>>
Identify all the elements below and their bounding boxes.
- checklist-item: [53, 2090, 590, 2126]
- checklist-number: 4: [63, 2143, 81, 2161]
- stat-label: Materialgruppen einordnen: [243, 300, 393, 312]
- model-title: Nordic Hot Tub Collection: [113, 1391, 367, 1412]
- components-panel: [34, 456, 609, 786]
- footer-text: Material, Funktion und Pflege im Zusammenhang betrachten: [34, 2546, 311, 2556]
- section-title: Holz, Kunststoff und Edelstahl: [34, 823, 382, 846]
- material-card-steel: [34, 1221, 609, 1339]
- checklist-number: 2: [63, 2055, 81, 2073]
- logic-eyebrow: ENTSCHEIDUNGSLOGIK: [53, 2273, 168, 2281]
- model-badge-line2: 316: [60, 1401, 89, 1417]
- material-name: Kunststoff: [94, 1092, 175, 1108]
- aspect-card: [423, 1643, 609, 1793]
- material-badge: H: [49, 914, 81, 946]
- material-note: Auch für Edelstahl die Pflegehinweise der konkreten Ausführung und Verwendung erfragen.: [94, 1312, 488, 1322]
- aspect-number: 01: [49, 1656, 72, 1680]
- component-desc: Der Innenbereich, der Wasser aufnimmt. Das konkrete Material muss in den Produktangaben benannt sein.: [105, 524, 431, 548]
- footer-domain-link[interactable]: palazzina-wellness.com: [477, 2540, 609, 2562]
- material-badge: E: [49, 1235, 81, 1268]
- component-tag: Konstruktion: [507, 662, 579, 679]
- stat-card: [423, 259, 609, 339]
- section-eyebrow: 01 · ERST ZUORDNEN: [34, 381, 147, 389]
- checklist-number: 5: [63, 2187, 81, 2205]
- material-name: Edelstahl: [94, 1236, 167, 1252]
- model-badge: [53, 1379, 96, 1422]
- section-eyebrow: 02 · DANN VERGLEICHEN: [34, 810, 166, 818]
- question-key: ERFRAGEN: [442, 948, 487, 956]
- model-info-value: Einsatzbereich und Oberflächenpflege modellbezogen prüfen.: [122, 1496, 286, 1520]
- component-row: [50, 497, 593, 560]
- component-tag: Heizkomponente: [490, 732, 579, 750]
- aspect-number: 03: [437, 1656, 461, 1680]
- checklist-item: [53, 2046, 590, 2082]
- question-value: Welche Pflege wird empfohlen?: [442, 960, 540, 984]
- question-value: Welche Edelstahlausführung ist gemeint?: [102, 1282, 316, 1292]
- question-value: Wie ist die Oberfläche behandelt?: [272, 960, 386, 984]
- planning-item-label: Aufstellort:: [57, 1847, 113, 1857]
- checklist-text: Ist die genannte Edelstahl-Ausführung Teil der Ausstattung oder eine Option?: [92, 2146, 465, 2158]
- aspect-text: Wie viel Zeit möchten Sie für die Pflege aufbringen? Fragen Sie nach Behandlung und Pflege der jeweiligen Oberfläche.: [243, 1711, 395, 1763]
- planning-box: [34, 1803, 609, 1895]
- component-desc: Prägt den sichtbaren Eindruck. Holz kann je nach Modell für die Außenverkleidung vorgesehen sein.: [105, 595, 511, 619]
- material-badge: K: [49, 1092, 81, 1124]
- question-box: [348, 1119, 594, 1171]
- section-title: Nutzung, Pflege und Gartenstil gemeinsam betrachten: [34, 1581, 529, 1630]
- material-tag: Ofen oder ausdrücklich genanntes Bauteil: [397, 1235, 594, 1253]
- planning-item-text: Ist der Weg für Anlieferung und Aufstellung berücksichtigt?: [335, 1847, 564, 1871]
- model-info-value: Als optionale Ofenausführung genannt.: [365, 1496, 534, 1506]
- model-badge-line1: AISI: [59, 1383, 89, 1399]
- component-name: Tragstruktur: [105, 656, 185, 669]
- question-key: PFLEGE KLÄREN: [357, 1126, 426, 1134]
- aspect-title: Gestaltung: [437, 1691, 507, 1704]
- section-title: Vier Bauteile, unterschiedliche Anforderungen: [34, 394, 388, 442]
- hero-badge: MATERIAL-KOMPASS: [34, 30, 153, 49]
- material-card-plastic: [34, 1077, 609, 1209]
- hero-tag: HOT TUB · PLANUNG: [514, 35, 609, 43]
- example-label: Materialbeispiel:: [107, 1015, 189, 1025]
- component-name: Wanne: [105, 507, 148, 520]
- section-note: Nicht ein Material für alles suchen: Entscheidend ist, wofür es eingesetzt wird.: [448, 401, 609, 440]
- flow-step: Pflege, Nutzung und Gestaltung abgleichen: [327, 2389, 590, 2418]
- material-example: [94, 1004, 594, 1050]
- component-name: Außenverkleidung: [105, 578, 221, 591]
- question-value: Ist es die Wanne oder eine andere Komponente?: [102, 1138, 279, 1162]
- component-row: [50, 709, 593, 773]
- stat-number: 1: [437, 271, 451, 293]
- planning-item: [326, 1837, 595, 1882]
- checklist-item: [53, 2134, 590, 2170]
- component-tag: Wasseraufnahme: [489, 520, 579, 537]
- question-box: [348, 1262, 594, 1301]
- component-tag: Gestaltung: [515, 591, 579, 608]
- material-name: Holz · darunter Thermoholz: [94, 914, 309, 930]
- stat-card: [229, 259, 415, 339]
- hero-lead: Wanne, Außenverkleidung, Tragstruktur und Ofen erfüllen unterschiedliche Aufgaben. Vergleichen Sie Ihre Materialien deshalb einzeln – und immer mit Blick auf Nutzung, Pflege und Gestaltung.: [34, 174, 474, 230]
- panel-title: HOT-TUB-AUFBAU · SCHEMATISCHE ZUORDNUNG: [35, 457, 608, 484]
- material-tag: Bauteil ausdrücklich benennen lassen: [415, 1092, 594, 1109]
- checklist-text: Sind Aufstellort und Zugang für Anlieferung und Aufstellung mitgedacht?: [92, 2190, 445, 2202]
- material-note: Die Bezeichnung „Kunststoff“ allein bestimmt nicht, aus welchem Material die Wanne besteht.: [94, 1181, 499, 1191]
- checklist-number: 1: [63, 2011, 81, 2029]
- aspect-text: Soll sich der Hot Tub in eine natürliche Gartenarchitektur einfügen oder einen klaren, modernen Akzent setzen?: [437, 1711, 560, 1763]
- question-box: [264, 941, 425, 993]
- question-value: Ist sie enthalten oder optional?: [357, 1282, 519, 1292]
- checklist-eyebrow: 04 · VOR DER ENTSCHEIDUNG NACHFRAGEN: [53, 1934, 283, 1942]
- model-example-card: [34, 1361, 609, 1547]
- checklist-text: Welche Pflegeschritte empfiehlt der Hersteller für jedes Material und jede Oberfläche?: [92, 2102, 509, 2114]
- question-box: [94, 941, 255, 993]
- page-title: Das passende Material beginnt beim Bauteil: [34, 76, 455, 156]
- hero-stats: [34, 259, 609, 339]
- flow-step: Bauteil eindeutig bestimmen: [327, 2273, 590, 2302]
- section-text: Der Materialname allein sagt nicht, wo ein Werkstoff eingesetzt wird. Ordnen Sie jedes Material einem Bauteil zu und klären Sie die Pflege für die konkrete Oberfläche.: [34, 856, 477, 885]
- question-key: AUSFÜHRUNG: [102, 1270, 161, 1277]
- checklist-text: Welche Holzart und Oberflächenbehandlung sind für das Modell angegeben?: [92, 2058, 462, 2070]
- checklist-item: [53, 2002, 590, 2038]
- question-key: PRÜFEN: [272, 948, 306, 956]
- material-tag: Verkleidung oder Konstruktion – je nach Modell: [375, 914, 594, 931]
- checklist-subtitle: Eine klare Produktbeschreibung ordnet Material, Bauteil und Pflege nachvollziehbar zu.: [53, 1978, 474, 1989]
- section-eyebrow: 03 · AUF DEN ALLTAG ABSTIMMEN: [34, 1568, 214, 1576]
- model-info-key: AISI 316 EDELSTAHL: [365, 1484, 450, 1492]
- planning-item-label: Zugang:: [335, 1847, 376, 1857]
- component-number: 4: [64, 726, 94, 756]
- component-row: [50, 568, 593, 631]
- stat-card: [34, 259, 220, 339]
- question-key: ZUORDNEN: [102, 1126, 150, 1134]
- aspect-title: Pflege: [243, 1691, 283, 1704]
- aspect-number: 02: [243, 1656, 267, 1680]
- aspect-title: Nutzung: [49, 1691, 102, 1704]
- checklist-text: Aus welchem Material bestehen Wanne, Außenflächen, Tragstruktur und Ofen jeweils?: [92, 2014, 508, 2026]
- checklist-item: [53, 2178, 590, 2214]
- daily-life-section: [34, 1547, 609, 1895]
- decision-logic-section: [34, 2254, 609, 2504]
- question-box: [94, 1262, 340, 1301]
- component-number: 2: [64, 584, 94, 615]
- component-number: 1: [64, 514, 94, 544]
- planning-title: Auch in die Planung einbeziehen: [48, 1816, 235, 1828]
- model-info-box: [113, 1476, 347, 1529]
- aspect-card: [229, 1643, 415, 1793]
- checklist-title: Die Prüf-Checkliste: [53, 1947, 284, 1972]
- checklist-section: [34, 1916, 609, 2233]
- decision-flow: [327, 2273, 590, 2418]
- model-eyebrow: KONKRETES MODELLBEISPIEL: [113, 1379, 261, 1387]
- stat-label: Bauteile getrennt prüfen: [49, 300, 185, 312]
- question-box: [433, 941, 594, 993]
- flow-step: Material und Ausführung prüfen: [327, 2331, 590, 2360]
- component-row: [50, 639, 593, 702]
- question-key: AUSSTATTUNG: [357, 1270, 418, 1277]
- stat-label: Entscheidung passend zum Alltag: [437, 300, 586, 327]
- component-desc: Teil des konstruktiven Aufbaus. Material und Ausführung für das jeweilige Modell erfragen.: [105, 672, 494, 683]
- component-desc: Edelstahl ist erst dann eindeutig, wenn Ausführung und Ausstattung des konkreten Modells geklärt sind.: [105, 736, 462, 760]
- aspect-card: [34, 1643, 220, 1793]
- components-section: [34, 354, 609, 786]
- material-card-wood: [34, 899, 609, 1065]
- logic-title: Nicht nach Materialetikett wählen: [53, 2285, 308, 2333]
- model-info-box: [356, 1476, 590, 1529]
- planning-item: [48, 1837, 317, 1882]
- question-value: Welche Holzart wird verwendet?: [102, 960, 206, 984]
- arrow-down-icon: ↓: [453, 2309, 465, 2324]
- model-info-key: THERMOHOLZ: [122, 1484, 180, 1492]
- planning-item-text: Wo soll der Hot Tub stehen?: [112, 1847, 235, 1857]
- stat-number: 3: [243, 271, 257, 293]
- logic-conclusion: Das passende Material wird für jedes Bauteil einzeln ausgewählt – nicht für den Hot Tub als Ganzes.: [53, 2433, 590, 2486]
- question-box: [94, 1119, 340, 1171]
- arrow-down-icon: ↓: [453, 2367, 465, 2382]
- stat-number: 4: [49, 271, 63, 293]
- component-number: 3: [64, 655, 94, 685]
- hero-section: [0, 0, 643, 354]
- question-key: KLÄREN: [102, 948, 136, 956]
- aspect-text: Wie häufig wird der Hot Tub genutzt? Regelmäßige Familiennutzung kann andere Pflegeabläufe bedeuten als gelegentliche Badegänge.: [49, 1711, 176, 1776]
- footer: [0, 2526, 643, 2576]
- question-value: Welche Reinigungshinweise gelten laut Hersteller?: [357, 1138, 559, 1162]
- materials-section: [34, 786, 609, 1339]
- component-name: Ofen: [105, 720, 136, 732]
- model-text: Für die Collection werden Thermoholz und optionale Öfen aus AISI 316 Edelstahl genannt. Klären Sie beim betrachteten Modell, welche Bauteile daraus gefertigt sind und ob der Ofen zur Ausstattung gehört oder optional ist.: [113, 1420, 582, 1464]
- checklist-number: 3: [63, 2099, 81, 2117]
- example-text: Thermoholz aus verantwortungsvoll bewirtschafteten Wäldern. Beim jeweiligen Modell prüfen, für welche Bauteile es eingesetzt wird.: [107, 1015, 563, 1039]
<<
* _Exercise directions_
Please copy the listing above word for word, from its first line up to and including the line with "- footer-text: Material, Funktion".

* _Full output_
Identify all the elements below and their bounding boxes.
- checklist-item: [53, 2090, 590, 2126]
- checklist-number: 4: [63, 2143, 81, 2161]
- stat-label: Materialgruppen einordnen: [243, 300, 393, 312]
- model-title: Nordic Hot Tub Collection: [113, 1391, 367, 1412]
- components-panel: [34, 456, 609, 786]
- footer-text: Material, Funktion und Pflege im Zusammenhang betrachten: [34, 2546, 311, 2556]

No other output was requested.